**Stated exercise**. Each entry that follows must be output without any deviation.

**Data supplied**.

════════════════

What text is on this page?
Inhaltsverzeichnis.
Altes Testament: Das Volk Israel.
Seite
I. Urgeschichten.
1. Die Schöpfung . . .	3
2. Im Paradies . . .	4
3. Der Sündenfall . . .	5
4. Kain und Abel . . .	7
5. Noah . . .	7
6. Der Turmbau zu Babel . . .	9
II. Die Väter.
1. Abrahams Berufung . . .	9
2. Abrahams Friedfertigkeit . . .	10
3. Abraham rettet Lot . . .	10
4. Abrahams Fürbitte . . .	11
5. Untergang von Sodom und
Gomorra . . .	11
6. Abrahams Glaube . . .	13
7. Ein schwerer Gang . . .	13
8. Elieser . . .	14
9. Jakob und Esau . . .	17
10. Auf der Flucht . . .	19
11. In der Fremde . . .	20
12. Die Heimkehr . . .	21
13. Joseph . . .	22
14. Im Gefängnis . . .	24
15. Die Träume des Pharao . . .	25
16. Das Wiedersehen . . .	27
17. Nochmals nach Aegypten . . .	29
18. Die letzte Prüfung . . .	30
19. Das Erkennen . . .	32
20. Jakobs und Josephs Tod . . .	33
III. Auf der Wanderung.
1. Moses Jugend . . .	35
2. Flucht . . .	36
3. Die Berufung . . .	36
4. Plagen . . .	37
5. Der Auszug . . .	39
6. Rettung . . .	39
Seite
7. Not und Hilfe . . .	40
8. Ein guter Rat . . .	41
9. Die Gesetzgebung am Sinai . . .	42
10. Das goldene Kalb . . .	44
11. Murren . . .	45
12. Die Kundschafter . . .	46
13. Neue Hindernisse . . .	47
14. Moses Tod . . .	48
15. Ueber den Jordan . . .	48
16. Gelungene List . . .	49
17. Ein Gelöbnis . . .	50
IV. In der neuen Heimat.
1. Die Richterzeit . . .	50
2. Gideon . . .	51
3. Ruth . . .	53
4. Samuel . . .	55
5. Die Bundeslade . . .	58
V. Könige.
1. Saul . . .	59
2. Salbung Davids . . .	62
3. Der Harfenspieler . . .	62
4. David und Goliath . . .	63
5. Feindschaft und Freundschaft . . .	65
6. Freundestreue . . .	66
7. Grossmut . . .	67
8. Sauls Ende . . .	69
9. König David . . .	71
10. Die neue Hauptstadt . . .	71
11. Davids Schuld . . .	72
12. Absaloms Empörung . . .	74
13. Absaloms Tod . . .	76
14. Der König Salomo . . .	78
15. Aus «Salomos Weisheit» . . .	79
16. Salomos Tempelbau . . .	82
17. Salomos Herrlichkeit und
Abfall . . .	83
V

════════════════

**Reply to the exercise**.
What text is on this page?
Inhaltsverzeichnis.
Altes Testament: Das Volk Israel.
Seite
I. Urgeschichten.
1. Die Schöpfung . . .	3
2. Im Paradies . . .	4
3. Der Sündenfall . . .	5
4. Kain und Abel . . .	7
5. Noah . . .	7
6. Der Turmbau zu Babel . . .	9
II. Die Väter.
1. Abrahams Berufung . . .	9
2. Abrahams Friedfertigkeit . . .	10
3. Abraham rettet Lot . . .	10
4. Abrahams Fürbitte . . .	11
5. Untergang von Sodom und
Gomorra . . .	11
6. Abrahams Glaube . . .	13
7. Ein schwerer Gang . . .	13
8. Elieser . . .	14
9. Jakob und Esau . . .	17
10. Auf der Flucht . . .	19
11. In der Fremde . . .	20
12. Die Heimkehr . . .	21
13. Joseph . . .	22
14. Im Gefängnis . . .	24
15. Die Träume des Pharao . . .	25
16. Das Wiedersehen . . .	27
17. Nochmals nach Aegypten . . .	29
18. Die letzte Prüfung . . .	30
19. Das Erkennen . . .	32
20. Jakobs und Josephs Tod . . .	33
III. Auf der Wanderung.
1. Moses Jugend . . .	35
2. Flucht . . .	36
3. Die Berufung . . .	36
4. Plagen . . .	37
5. Der Auszug . . .	39
6. Rettung . . .	39
Seite
7. Not und Hilfe . . .	40
8. Ein guter Rat . . .	41
9. Die Gesetzgebung am Sinai . . .	42
10. Das goldene Kalb . . .	44
11. Murren . . .	45
12. Die Kundschafter . . .	46
13. Neue Hindernisse . . .	47
14. Moses Tod . . .	48
15. Ueber den Jordan . . .	48
16. Gelungene List . . .	49
17. Ein Gelöbnis . . .	50
IV. In der neuen Heimat.
1. Die Richterzeit . . .	50
2. Gideon . . .	51
3. Ruth . . .	53
4. Samuel . . .	55
5. Die Bundeslade . . .	58
V. Könige.
1. Saul . . .	59
2. Salbung Davids . . .	62
3. Der Harfenspieler . . .	62
4. David und Goliath . . .	63
5. Feindschaft und Freundschaft . . .	65
6. Freundestreue . . .	66
7. Grossmut . . .	67
8. Sauls Ende . . .	69
9. König David . . .	71
10. Die neue Hauptstadt . . .	71
11. Davids Schuld . . .	72
12. Absaloms Empörung . . .	74
13. Absaloms Tod . . .	76
14. Der König Salomo . . .	78
15. Aus «Salomos Weisheit» . . .	79
16. Salomos Tempelbau . . .	82
17. Salomos Herrlichkeit und
Abfall . . .	83
V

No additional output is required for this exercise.